Task to carry out:
Retype the line where "Give me a plain-text" appears and each line that follows it down to the last line of the records below. Leave the pictures out.

--- BEGIN Input material ---

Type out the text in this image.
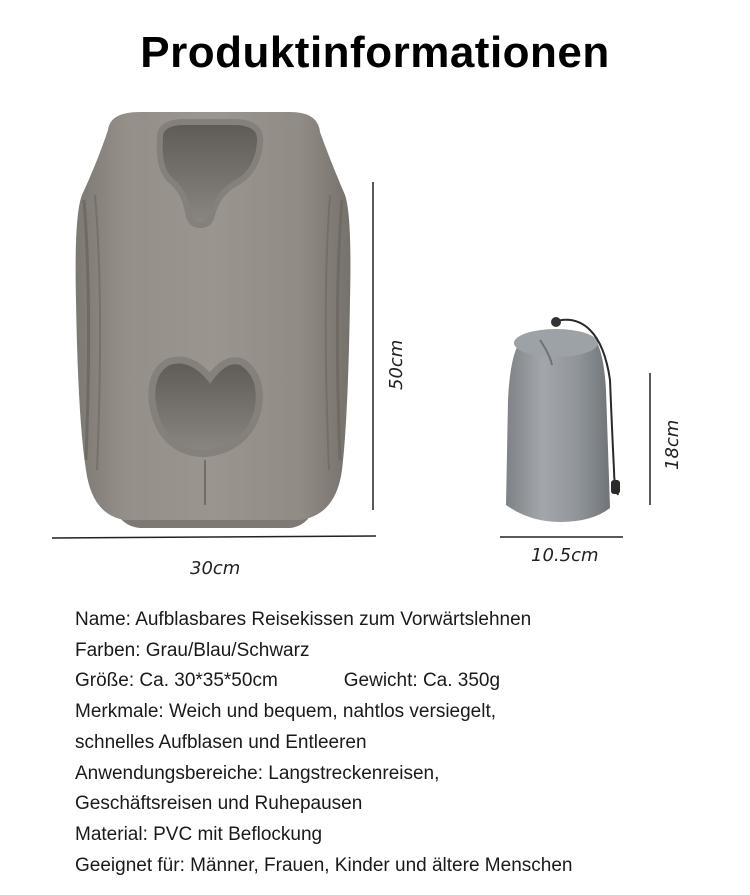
Produktinformationen
50cm
30cm
18cm
10.5cm
Name: Aufblasbares Reisekissen zum Vorwärtslehnen
Farben: Grau/Blau/Schwarz
Größe: Ca. 30*35*50cm	Gewicht: Ca. 350g
Merkmale: Weich und bequem, nahtlos versiegelt,
schnelles Aufblasen und Entleeren
Anwendungsbereiche: Langstreckenreisen,
Geschäftsreisen und Ruhepausen
Material: PVC mit Beflockung
Geeignet für: Männer, Frauen, Kinder und ältere Menschen
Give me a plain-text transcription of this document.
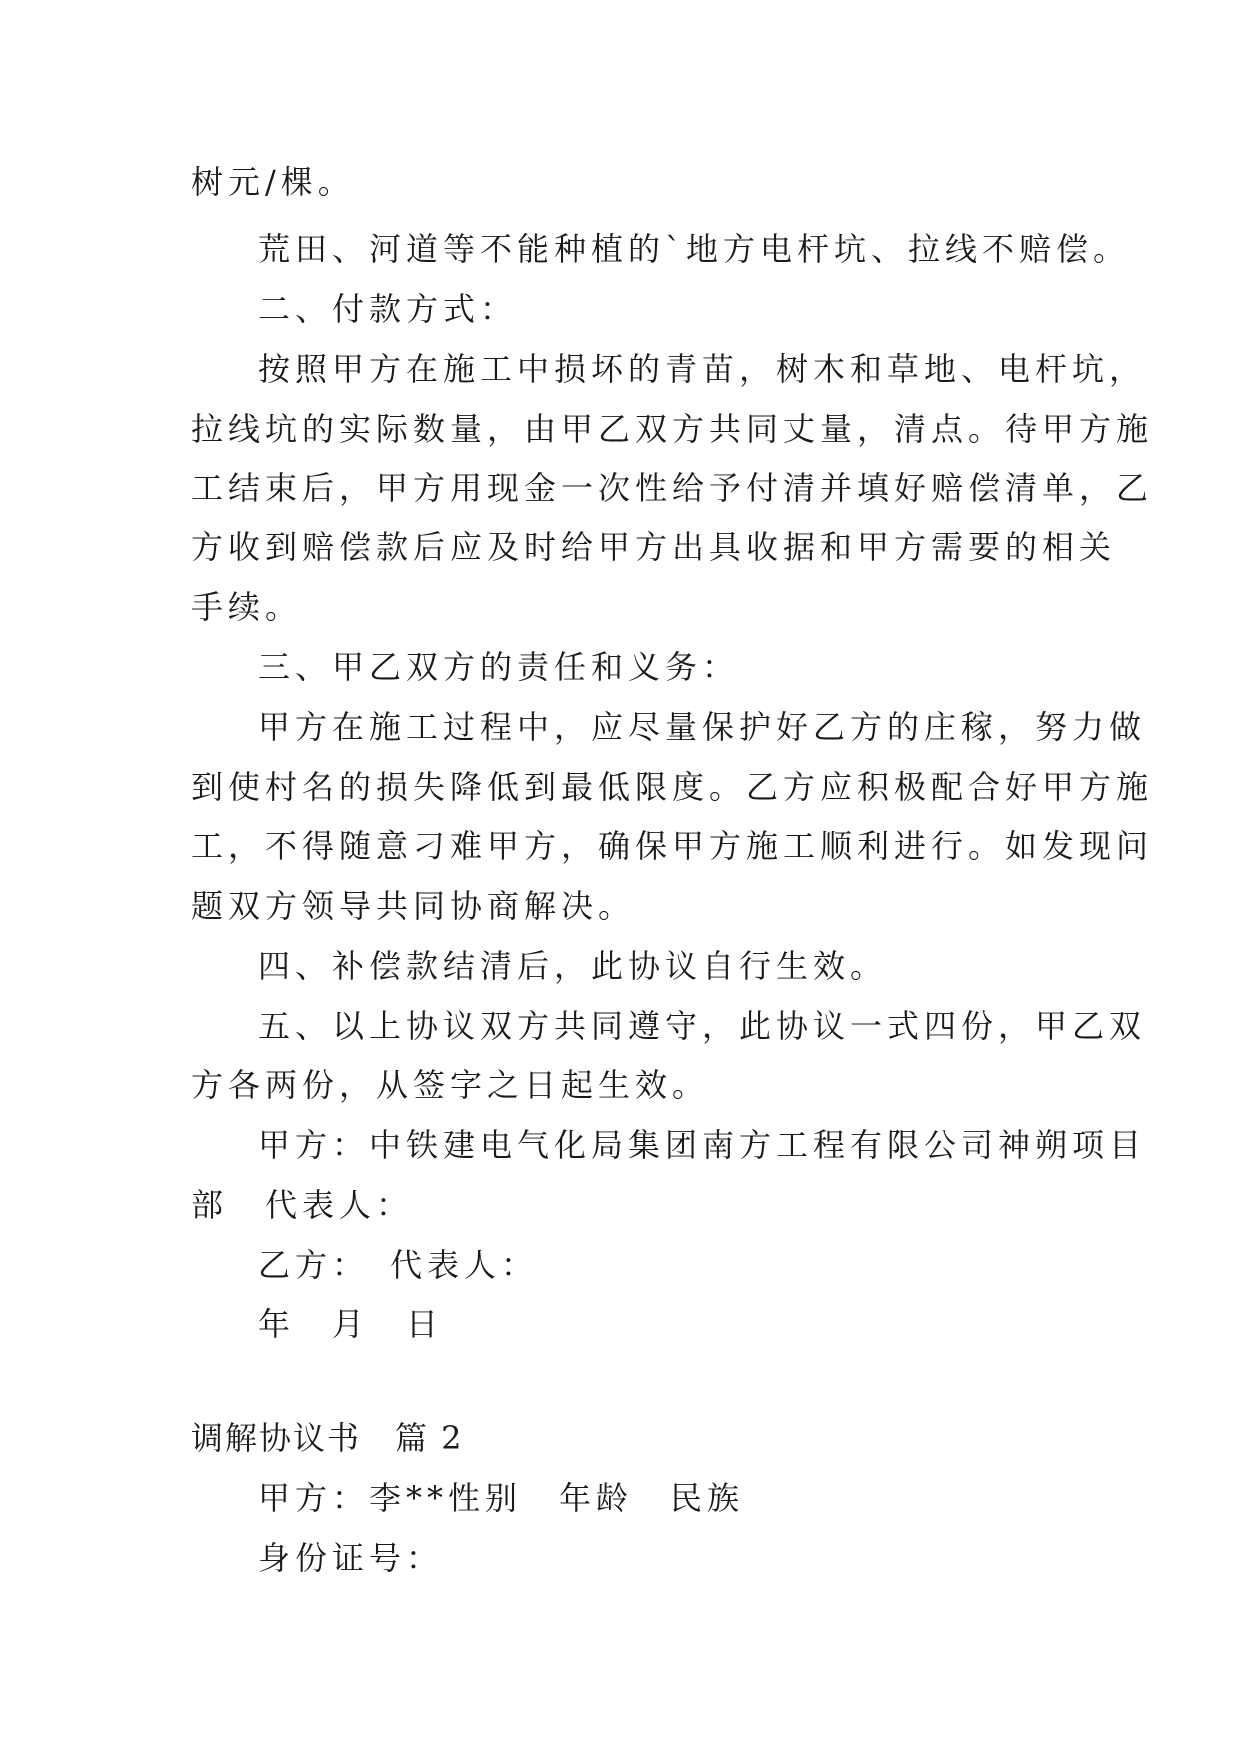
树元/棵。
荒田、河道等不能种植的`地方电杆坑、拉线不赔偿。
二、付款方式：
按照甲方在施工中损坏的青苗，树木和草地、电杆坑，
拉线坑的实际数量，由甲乙双方共同丈量，清点。待甲方施
工结束后，甲方用现金一次性给予付清并填好赔偿清单，乙
方收到赔偿款后应及时给甲方出具收据和甲方需要的相关
手续。
三、甲乙双方的责任和义务：
甲方在施工过程中，应尽量保护好乙方的庄稼，努力做
到使村名的损失降低到最低限度。乙方应积极配合好甲方施
工，不得随意刁难甲方，确保甲方施工顺利进行。如发现问
题双方领导共同协商解决。
四、补偿款结清后，此协议自行生效。
五、以上协议双方共同遵守，此协议一式四份，甲乙双
方各两份，从签字之日起生效。
甲方：中铁建电气化局集团南方工程有限公司神朔项目
部　代表人：
乙方：　代表人：
年　月　日
调解协议书　篇 2
甲方：李**性别　年龄　民族
身份证号：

--- END Input material ---

Result:
Give me a plain-text transcription of this document.
树元/棵。
荒田、河道等不能种植的`地方电杆坑、拉线不赔偿。
二、付款方式：
按照甲方在施工中损坏的青苗，树木和草地、电杆坑，
拉线坑的实际数量，由甲乙双方共同丈量，清点。待甲方施
工结束后，甲方用现金一次性给予付清并填好赔偿清单，乙
方收到赔偿款后应及时给甲方出具收据和甲方需要的相关
手续。
三、甲乙双方的责任和义务：
甲方在施工过程中，应尽量保护好乙方的庄稼，努力做
到使村名的损失降低到最低限度。乙方应积极配合好甲方施
工，不得随意刁难甲方，确保甲方施工顺利进行。如发现问
题双方领导共同协商解决。
四、补偿款结清后，此协议自行生效。
五、以上协议双方共同遵守，此协议一式四份，甲乙双
方各两份，从签字之日起生效。
甲方：中铁建电气化局集团南方工程有限公司神朔项目
部　代表人：
乙方：　代表人：
年　月　日
调解协议书　篇 2
甲方：李**性别　年龄　民族
身份证号：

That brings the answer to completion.